----- Text

Goal: Effective Access to an Huge Amount of File Content

Accessing a huge amount of data is one of the major use cases of HDFS. Using the Java HDFS library, the complexity of accessing file content is hidden from the application developer. Thanks to the distribution of the file blocks across different nodes, HDFS can handle a bigger amount of parallel file reads. Due to the block replication there are multiple nodes able to server the content of the same block. Hence, even parallel accesses to the same file causes no performance problem.

Another important concept when accessing data on HDFS is the awareness where the data is located. The idea behind this, is that HDFS minimizes the way data has to be transferred. This is described in more detail in the communication flow for this use case (see blow). Using the HDFS API, it is even possible to find out where the file data reside and moving the client application next to the data. This means: executing the client application logic on a datanode and don't transfer the file block content over the network. The concept of moving the computation next to the data is described in the chapter "data locality".

Anti Goals:

  • It is not guaranteed that written data is visible to any client applications right after it was written by the writing client. There is a sync method to ensure the written data will be available to clients.
  • HDFS is optimized for a hight throughput data access. The trade-off for this optimization is a lower latency when accessing data. In contrast to other database solution (e.g. PostgreSQL) it takes much longer until the first peace of data arrives at the client application. This is because the client application first has to contact the namenode before the client actually requests data from a datanode.

----------
----- Dataset rows

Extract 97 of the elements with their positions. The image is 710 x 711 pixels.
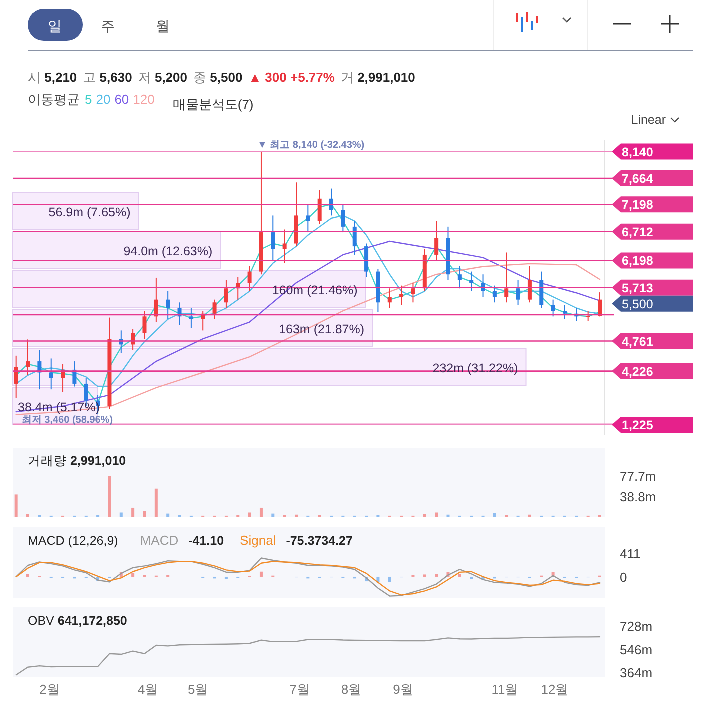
candlestick — [26, 339, 30, 376]
text: 60 — [114, 92, 130, 107]
x-tick-label: 9월 — [393, 682, 414, 697]
y-tick-label: 38.8m — [620, 489, 656, 504]
bar — [166, 514, 170, 517]
annotation: ▼ 최고 8,140 (-32.43%) — [257, 140, 365, 151]
text: Linear — [631, 113, 666, 127]
text: ▲ 300 +5.77% — [248, 70, 336, 85]
y-tick-label: 77.7m — [620, 468, 656, 484]
data-label: 163m (21.87%) — [279, 322, 365, 336]
data-label: 56.9m (7.65%) — [48, 206, 131, 220]
candlestick — [400, 285, 404, 306]
candlestick — [598, 292, 602, 318]
text: 5 — [85, 92, 92, 107]
candlestick — [49, 358, 54, 390]
data-label: 94.0m (12.63%) — [124, 244, 213, 258]
candlestick — [166, 290, 170, 320]
text: 주 — [101, 18, 115, 34]
y-tick-label: 728m — [620, 618, 653, 634]
bar — [120, 512, 123, 517]
bar — [272, 514, 275, 517]
text: 일 — [48, 18, 62, 34]
annotation: -41.10 — [188, 534, 224, 548]
legend-title: 이동평균 — [28, 92, 80, 107]
candlestick — [212, 299, 217, 320]
bar — [435, 512, 438, 517]
text: 종 5,500 — [194, 70, 243, 85]
bar — [423, 514, 426, 517]
ref-line-label: 7,198 — [622, 198, 654, 212]
bar — [14, 494, 18, 517]
bar — [248, 512, 252, 517]
candlestick — [551, 299, 556, 318]
ref-line-label: 6,198 — [622, 254, 654, 268]
y-tick-label: 0 — [620, 570, 628, 585]
text: 고 5,630 — [83, 70, 132, 85]
ref-line-label: 4,226 — [622, 364, 654, 379]
bar — [143, 511, 146, 517]
x-tick-label: 12월 — [541, 682, 569, 697]
text: OBV 641,172,850 — [28, 614, 128, 628]
candlestick — [248, 266, 252, 292]
y-tick-label: 411 — [620, 546, 641, 562]
series-label: Signal — [240, 533, 276, 548]
candlestick — [492, 285, 497, 304]
x-tick-label: 8월 — [341, 682, 362, 697]
candlestick — [434, 220, 439, 262]
candlestick — [271, 215, 276, 262]
text: 120 — [133, 92, 155, 107]
candlestick — [224, 280, 228, 309]
text: 거 2,991,010 — [340, 70, 416, 85]
x-tick-label: 2월 — [40, 682, 60, 697]
x-tick-label: 11월 — [492, 682, 518, 697]
y-tick-label: 364m — [620, 666, 653, 681]
candlestick — [528, 266, 532, 304]
candlestick — [142, 310, 147, 340]
candlestick — [562, 304, 567, 320]
y-tick-label: 546m — [620, 642, 653, 658]
text: 1,225 — [622, 418, 654, 432]
candlestick — [306, 204, 310, 234]
candlestick — [504, 252, 509, 304]
candlestick — [411, 282, 416, 304]
candlestick — [154, 277, 158, 323]
candlestick — [282, 229, 287, 264]
candlestick — [189, 308, 194, 329]
annotation: 최저 3,460 (58.96%) — [22, 415, 114, 426]
x-tick-label: 7월 — [290, 682, 310, 697]
x-tick-label: 4월 — [138, 682, 158, 697]
ref-line-label: 5,713 — [622, 281, 654, 296]
bar — [493, 513, 496, 517]
candlestick — [341, 204, 346, 234]
ref-line-label: 6,712 — [622, 225, 654, 240]
ref-line-label: 4,761 — [622, 334, 654, 349]
candlestick — [318, 190, 322, 225]
annotation: -75.3734.27 — [286, 534, 353, 548]
chart-title: 매물분석도(7) — [172, 97, 254, 112]
candlestick — [458, 266, 462, 290]
candlestick — [14, 355, 18, 398]
ref-line-label: 8,140 — [622, 145, 654, 160]
text: 20 — [96, 92, 111, 107]
candlestick — [352, 220, 357, 256]
text: 저 5,200 — [138, 70, 188, 85]
bar — [26, 514, 30, 517]
text: 시 5,210 — [28, 70, 78, 85]
bar — [132, 508, 135, 517]
bar — [260, 508, 263, 517]
text: 거래량 2,991,010 — [28, 454, 126, 468]
candlestick — [470, 271, 474, 292]
text: 5,500 — [622, 297, 654, 312]
bar — [154, 488, 158, 517]
bar — [108, 476, 112, 517]
series-label: MACD — [140, 533, 179, 548]
text: MACD (12,26,9) — [28, 534, 118, 548]
candlestick — [388, 288, 392, 309]
ref-line-label: 7,664 — [622, 172, 654, 186]
candlestick — [516, 280, 520, 306]
text: 월 — [156, 18, 170, 34]
x-tick-label: 5월 — [188, 682, 208, 697]
candlestick — [586, 310, 590, 322]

----------

#### Stated task 1:
Answer these questions from the HDFS text:
(a) What lets multiple nodes serve the content of the same block?
(b) Which chapter describes moving the computation next to the data?
(c) What method ensures that written data will be available to clients?
#### Stated task 2:
Set down the passage of the HDFS text from "Accessing a huge" to "no performance problem.", word for word.
The listing has no connection to the HDFS text.

#### Written reply 1:
(a) Block replication.
(b) The chapter "data locality."
(c) A sync method.

#### Written reply 2:
Accessing a huge amount of data is one of the major use cases of HDFS. Using the Java HDFS library, the complexity of accessing file content is hidden from the application developer. Thanks to the distribution of the file blocks across different nodes, HDFS can handle a bigger amount of parallel file reads. Due to the block replication there are multiple nodes able to server the content of the same block. Hence, even parallel accesses to the same file causes no performance problem.